**What this task involves:** Copy the listing below word for word, from the line with "Enumerate the UI" up to and including the line with "corner-amount-label: 中标金额 bbox=[39, 185, 119, 207]". Leave out the pictures.

**Data for this task:**
··········

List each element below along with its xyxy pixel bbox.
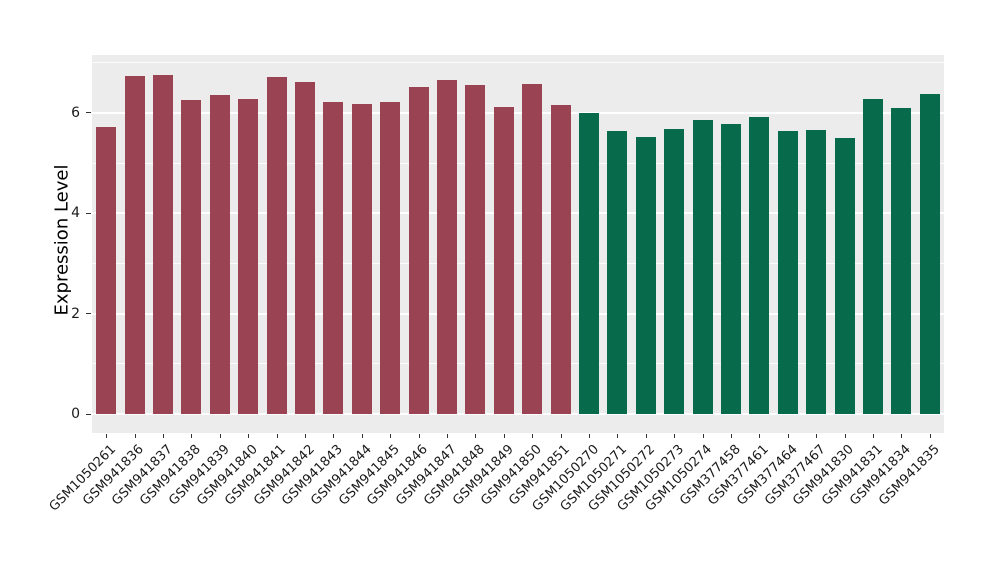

··········

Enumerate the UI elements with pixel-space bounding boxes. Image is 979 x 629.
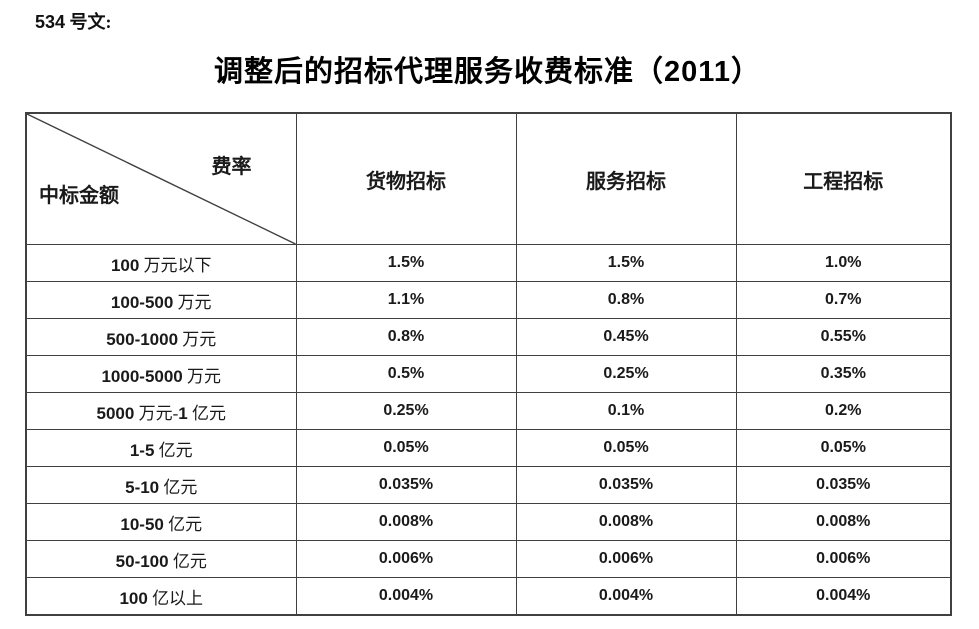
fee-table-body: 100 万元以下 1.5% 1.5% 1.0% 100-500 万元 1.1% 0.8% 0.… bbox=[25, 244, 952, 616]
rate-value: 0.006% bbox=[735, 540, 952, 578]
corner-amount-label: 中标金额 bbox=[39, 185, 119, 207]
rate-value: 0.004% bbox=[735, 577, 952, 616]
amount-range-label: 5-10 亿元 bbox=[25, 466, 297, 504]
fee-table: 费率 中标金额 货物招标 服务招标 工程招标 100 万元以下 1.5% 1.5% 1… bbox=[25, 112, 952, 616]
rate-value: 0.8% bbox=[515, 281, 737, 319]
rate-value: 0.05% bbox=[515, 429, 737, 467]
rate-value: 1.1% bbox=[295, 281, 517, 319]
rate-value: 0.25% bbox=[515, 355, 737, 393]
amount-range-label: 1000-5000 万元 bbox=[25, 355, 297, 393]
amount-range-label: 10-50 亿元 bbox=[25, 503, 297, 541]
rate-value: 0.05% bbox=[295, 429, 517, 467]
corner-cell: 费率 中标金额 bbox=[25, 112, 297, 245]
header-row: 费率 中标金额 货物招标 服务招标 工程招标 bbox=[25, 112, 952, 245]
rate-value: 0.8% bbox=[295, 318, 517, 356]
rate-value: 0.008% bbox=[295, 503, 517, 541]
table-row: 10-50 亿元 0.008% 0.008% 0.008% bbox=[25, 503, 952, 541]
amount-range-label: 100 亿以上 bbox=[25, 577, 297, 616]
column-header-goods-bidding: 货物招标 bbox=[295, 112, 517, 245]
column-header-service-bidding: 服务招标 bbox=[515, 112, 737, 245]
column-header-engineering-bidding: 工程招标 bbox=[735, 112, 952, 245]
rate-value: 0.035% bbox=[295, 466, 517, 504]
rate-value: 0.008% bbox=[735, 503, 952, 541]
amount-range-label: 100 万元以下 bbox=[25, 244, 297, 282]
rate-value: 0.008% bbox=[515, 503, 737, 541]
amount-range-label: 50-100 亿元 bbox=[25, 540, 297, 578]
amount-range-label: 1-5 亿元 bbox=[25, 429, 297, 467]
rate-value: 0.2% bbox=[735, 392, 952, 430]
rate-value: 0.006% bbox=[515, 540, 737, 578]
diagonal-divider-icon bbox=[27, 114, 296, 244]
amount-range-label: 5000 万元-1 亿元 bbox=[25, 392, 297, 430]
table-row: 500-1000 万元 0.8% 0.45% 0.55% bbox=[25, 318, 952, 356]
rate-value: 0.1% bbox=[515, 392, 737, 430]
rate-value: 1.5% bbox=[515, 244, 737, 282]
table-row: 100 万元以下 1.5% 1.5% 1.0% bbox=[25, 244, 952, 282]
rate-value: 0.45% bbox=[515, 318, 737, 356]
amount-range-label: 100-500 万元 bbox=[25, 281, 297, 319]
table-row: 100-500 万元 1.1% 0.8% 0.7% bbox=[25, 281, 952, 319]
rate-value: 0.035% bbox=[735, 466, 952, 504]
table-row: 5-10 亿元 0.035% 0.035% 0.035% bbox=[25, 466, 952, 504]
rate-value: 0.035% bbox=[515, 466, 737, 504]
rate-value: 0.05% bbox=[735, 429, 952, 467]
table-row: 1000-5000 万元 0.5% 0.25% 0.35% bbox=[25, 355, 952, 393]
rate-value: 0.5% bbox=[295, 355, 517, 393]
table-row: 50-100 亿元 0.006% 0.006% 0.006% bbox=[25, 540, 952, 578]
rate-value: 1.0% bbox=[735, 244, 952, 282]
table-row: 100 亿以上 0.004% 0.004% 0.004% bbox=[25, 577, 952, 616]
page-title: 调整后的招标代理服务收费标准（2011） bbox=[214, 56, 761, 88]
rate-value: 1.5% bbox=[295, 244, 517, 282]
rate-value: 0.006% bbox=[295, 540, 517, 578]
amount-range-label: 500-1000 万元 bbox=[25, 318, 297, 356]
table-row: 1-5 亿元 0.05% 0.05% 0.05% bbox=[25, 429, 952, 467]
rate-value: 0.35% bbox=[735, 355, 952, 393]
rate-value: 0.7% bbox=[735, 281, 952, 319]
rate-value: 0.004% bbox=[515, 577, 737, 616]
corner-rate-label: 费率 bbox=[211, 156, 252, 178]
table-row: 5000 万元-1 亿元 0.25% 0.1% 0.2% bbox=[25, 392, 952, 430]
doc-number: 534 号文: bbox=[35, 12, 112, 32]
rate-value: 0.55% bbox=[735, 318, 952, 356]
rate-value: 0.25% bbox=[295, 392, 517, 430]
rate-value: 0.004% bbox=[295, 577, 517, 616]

··········

**Answer to this task:**
Enumerate the UI elements with pixel-space bounding boxes. Image is 979 x 629.
fee-table-body: 100 万元以下 1.5% 1.5% 1.0% 100-500 万元 1.1% 0.8% 0.… bbox=[25, 244, 952, 616]
rate-value: 0.006% bbox=[735, 540, 952, 578]
corner-amount-label: 中标金额 bbox=[39, 185, 119, 207]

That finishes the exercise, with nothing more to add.